— Begin —

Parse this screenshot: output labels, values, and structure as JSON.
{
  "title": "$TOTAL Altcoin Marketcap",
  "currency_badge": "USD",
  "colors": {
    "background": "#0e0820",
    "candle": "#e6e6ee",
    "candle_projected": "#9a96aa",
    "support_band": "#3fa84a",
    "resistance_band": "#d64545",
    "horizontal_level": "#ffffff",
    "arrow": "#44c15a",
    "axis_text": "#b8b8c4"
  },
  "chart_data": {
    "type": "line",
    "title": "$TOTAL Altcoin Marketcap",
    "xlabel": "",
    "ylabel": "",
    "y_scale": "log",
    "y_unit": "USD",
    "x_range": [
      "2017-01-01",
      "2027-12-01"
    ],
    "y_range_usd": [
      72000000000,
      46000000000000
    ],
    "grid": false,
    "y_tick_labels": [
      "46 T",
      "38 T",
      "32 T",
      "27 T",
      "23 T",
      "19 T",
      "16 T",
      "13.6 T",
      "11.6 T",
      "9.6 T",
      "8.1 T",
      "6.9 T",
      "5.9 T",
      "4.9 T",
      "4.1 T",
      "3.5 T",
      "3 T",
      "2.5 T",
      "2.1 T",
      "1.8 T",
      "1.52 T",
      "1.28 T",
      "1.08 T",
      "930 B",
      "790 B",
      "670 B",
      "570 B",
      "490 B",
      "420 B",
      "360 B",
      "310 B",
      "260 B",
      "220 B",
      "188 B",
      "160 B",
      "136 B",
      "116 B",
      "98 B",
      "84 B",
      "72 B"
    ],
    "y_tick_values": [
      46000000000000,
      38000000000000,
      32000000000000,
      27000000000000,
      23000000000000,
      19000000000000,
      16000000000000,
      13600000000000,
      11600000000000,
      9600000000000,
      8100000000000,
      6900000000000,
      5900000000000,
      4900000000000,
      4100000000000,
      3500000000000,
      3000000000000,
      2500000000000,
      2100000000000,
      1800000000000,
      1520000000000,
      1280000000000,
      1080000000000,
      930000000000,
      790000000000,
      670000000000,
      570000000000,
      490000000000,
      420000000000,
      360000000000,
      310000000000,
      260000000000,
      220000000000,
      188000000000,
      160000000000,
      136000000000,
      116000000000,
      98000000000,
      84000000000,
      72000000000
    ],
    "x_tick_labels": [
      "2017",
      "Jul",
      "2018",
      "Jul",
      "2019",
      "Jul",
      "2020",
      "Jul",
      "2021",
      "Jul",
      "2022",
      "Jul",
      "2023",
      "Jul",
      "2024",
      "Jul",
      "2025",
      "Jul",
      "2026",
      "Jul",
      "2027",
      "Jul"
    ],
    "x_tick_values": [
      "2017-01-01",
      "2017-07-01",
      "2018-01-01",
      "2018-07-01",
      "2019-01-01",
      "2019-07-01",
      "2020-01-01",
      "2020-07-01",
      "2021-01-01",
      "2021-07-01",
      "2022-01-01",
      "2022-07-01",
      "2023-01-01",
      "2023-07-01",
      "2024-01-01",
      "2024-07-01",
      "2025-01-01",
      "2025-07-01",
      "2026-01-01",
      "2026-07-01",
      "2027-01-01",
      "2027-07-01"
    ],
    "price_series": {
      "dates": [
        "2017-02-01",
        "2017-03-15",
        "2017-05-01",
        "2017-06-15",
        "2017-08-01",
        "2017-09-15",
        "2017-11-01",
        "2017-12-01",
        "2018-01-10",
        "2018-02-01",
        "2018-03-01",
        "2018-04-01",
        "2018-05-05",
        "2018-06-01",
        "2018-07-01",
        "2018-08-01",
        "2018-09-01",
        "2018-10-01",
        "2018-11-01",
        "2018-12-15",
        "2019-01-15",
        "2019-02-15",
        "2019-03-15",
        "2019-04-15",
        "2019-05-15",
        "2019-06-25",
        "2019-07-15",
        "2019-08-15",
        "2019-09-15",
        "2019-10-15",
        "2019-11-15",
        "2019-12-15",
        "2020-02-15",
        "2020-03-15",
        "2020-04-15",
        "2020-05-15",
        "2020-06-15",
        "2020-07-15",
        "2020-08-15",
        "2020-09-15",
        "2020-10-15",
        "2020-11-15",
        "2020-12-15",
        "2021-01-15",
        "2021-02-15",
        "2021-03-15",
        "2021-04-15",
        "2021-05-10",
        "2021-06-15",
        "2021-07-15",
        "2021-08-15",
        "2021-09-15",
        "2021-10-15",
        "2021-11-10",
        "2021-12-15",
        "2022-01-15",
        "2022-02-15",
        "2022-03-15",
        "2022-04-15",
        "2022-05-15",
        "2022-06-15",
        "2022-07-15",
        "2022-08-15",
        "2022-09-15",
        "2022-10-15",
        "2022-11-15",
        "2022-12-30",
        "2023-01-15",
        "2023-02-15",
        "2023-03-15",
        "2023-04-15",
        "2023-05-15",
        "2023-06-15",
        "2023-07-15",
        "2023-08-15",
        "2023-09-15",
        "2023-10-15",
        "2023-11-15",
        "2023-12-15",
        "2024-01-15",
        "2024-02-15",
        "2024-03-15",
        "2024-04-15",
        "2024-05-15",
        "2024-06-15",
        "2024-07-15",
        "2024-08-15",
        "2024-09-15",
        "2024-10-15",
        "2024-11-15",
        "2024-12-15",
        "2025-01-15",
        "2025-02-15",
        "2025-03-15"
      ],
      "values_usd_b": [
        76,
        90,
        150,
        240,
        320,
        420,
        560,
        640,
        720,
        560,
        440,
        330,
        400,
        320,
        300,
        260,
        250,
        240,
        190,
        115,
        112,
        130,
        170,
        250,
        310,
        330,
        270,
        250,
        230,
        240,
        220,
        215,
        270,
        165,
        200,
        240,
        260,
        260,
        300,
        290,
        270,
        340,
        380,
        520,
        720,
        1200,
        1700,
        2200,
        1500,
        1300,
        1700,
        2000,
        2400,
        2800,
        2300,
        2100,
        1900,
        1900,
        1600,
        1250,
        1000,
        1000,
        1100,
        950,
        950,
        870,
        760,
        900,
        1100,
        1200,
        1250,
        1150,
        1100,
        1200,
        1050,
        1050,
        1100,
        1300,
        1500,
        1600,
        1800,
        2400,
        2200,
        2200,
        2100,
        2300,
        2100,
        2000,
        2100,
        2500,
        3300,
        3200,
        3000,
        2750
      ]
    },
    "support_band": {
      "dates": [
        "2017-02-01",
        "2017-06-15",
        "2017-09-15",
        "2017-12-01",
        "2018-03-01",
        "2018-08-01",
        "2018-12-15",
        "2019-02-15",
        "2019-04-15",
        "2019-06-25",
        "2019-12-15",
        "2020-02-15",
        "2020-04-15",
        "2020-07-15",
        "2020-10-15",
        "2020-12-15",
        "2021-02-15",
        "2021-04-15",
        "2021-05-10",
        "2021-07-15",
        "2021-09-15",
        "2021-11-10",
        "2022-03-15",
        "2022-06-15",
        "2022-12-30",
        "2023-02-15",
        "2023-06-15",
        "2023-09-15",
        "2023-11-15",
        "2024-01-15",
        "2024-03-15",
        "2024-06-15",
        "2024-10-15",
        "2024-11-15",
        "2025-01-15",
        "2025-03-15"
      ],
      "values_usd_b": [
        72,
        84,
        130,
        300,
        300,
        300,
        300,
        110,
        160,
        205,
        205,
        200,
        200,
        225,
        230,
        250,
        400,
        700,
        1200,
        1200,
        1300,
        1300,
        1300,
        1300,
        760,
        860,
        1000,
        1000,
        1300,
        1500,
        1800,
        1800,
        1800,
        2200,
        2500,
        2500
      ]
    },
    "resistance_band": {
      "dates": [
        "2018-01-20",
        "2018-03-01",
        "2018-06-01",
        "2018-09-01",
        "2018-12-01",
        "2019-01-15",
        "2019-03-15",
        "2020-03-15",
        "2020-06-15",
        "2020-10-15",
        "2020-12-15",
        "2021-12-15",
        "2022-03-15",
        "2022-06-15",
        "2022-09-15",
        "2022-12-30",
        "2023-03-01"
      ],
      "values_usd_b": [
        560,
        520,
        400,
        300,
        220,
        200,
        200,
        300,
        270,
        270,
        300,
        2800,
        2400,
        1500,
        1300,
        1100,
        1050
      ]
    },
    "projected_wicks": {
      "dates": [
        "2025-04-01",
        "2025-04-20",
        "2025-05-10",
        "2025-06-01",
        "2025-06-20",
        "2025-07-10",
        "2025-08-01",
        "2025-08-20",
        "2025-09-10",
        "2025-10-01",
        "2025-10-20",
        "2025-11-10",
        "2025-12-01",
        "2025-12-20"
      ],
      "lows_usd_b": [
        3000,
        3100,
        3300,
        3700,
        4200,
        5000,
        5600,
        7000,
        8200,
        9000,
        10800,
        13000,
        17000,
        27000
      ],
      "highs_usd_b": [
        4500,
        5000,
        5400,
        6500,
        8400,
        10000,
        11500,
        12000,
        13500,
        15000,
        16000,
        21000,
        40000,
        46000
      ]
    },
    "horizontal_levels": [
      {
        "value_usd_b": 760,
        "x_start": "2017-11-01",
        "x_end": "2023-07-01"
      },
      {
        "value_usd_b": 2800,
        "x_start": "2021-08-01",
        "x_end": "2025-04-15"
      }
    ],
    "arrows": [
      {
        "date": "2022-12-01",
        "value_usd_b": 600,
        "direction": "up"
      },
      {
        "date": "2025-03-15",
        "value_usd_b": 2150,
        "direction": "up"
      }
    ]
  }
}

— End —

_What you will do_. Search the data above for the string "Altcoin" and return every line that has it.

_Solution for this exercise_.
  "title": "$TOTAL Altcoin Marketcap",
    "title": "$TOTAL Altcoin Marketcap",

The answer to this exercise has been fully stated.